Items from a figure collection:

--- --- ---

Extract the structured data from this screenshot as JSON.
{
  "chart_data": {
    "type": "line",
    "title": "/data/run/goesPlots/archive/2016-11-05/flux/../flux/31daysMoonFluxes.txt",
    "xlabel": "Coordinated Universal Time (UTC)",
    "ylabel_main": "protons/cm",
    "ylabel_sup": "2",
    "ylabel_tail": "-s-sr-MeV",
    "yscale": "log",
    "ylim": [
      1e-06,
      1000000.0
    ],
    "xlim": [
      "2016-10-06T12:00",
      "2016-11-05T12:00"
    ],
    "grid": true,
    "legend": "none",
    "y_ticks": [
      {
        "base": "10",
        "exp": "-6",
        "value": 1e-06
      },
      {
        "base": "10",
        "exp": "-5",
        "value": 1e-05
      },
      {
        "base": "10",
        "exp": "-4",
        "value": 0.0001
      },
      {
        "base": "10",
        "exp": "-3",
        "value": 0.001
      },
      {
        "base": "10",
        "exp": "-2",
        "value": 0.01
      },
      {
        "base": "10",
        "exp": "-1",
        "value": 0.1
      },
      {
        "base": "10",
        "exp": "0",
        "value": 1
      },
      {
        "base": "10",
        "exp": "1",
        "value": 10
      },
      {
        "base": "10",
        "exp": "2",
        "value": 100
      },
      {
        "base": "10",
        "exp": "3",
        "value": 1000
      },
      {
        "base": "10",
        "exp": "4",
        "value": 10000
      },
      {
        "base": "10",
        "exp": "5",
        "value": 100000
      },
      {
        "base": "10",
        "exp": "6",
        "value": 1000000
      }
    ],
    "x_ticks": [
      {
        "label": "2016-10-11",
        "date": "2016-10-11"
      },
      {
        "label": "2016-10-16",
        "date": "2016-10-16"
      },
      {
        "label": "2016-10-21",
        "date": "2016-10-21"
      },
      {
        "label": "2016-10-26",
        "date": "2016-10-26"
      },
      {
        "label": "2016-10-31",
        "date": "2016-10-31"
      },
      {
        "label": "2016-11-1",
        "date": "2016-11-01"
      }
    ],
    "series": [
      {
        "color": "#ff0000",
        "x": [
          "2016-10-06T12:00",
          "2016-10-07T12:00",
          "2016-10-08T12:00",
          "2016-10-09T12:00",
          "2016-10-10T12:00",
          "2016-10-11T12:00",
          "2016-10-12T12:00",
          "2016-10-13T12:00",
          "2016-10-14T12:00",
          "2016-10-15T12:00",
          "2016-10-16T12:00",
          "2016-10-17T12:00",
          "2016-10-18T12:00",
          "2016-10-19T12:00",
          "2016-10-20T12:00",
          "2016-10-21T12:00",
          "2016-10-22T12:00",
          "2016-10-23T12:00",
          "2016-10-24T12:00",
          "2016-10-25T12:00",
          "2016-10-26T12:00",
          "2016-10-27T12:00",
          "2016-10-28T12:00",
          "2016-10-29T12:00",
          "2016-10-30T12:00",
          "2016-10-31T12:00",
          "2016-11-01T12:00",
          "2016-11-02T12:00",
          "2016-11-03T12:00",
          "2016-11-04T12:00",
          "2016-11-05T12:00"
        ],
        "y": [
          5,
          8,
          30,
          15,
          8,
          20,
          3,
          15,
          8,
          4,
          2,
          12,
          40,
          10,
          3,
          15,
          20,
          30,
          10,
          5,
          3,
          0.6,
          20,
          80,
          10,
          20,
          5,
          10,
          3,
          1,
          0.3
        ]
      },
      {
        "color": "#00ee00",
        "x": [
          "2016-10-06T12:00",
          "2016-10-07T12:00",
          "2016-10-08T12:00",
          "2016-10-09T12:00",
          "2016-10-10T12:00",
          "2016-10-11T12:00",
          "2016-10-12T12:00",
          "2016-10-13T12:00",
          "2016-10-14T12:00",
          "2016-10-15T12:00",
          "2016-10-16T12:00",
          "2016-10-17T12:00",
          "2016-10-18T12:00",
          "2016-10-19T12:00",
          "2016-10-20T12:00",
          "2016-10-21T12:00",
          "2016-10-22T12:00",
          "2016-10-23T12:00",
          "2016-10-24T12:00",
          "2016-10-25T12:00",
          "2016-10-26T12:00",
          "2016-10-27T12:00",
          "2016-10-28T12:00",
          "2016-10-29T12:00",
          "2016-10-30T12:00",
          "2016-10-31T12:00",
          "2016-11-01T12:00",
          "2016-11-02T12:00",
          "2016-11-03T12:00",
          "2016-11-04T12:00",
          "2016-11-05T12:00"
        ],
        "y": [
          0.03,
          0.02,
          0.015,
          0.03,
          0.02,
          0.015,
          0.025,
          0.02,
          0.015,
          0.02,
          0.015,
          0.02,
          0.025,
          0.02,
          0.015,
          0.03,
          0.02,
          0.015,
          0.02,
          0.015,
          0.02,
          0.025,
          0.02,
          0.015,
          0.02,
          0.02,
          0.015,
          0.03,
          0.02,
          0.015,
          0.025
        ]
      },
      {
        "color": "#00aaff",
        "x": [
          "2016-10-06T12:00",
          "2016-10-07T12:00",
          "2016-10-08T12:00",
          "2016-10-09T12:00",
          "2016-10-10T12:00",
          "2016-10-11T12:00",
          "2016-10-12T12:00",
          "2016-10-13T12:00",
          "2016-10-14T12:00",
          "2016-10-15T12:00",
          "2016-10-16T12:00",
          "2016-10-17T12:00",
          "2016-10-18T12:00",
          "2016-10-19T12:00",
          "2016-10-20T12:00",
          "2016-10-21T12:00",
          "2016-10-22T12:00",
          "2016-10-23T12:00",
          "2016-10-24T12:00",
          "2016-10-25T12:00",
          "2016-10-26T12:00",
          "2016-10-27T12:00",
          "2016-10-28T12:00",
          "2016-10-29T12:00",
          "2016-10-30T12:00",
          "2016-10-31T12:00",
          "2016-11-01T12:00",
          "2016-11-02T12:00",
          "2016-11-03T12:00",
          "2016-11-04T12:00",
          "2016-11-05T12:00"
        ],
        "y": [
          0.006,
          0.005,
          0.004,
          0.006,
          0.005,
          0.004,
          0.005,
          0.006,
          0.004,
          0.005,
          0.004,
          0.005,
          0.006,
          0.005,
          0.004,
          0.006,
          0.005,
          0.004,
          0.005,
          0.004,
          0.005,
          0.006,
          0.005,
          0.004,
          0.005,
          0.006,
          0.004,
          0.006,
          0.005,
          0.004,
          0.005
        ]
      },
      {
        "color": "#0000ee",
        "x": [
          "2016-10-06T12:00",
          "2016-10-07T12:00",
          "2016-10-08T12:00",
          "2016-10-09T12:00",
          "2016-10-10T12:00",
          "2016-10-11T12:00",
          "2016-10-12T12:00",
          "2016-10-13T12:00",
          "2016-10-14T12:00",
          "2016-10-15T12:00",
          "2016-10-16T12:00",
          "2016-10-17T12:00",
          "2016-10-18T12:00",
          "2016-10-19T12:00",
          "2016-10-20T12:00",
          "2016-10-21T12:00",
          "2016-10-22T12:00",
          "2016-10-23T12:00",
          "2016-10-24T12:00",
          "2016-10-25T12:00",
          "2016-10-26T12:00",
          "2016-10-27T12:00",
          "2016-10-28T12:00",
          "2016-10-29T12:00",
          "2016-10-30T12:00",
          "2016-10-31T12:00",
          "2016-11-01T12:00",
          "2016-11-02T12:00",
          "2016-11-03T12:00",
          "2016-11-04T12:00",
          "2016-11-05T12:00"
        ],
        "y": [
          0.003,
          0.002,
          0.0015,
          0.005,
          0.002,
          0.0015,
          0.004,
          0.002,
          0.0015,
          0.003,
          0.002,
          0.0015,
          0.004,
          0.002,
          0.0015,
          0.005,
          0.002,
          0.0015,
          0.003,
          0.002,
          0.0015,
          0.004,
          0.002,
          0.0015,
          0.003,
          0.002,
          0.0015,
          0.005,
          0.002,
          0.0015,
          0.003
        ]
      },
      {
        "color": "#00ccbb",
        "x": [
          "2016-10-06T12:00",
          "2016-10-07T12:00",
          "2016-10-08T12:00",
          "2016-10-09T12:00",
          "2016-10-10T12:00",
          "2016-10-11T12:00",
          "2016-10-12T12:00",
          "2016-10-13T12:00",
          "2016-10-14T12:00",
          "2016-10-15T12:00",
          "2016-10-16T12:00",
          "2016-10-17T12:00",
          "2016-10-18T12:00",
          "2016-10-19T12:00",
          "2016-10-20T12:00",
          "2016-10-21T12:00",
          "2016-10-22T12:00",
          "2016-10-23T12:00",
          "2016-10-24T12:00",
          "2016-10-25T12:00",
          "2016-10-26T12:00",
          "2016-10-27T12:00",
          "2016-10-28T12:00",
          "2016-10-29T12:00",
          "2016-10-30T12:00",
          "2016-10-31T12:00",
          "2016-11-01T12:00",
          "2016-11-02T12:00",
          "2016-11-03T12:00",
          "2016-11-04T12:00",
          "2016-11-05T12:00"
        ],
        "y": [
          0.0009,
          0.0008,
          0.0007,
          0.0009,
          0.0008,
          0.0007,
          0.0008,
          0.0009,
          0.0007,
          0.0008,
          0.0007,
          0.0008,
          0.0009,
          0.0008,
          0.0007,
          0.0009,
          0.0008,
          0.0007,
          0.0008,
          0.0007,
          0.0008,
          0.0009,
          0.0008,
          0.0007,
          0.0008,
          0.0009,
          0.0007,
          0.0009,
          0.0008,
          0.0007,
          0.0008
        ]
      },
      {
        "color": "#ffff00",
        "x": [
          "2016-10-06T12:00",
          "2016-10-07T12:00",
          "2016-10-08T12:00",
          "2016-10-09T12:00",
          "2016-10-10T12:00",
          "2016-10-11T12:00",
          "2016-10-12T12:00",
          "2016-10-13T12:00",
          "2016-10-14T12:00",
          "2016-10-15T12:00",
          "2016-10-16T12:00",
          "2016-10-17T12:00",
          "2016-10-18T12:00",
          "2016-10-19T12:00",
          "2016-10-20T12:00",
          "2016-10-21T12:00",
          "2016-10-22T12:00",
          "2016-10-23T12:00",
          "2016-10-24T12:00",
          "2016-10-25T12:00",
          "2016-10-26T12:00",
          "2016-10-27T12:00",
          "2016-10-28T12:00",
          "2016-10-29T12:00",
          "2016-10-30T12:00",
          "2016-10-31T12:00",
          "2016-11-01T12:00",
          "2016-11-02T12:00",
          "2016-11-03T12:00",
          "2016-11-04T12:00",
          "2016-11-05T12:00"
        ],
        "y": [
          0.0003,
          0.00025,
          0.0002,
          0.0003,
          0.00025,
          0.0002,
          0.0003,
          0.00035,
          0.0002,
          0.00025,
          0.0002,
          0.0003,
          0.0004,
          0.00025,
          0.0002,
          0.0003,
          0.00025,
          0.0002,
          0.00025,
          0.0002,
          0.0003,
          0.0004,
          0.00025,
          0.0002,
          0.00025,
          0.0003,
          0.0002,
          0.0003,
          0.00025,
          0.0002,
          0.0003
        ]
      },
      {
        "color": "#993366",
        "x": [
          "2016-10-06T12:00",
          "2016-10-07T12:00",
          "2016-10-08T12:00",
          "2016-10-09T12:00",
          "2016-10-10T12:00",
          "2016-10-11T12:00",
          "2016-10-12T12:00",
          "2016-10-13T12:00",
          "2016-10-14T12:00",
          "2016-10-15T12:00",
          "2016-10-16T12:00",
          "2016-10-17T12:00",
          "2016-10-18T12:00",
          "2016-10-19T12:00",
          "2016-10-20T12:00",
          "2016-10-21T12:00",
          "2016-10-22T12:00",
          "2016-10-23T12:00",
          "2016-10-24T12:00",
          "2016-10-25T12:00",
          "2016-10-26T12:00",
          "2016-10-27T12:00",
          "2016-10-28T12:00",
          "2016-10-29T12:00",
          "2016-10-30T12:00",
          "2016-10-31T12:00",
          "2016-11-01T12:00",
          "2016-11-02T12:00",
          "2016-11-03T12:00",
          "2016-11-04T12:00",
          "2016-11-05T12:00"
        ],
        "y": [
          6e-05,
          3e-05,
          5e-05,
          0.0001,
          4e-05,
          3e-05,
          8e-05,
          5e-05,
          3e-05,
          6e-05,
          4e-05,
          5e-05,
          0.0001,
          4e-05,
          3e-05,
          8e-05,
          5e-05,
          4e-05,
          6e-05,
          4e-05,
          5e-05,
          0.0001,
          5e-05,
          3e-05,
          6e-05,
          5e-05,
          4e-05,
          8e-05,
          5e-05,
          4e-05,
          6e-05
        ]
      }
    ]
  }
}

--- --- ---

■ **Directive**: From the listing above, return each line with the word "color".

■ **Exercise output**:
        "color": "#ff0000",
        "color": "#00ee00",
        "color": "#00aaff",
        "color": "#0000ee",
        "color": "#00ccbb",
        "color": "#ffff00",
        "color": "#993366",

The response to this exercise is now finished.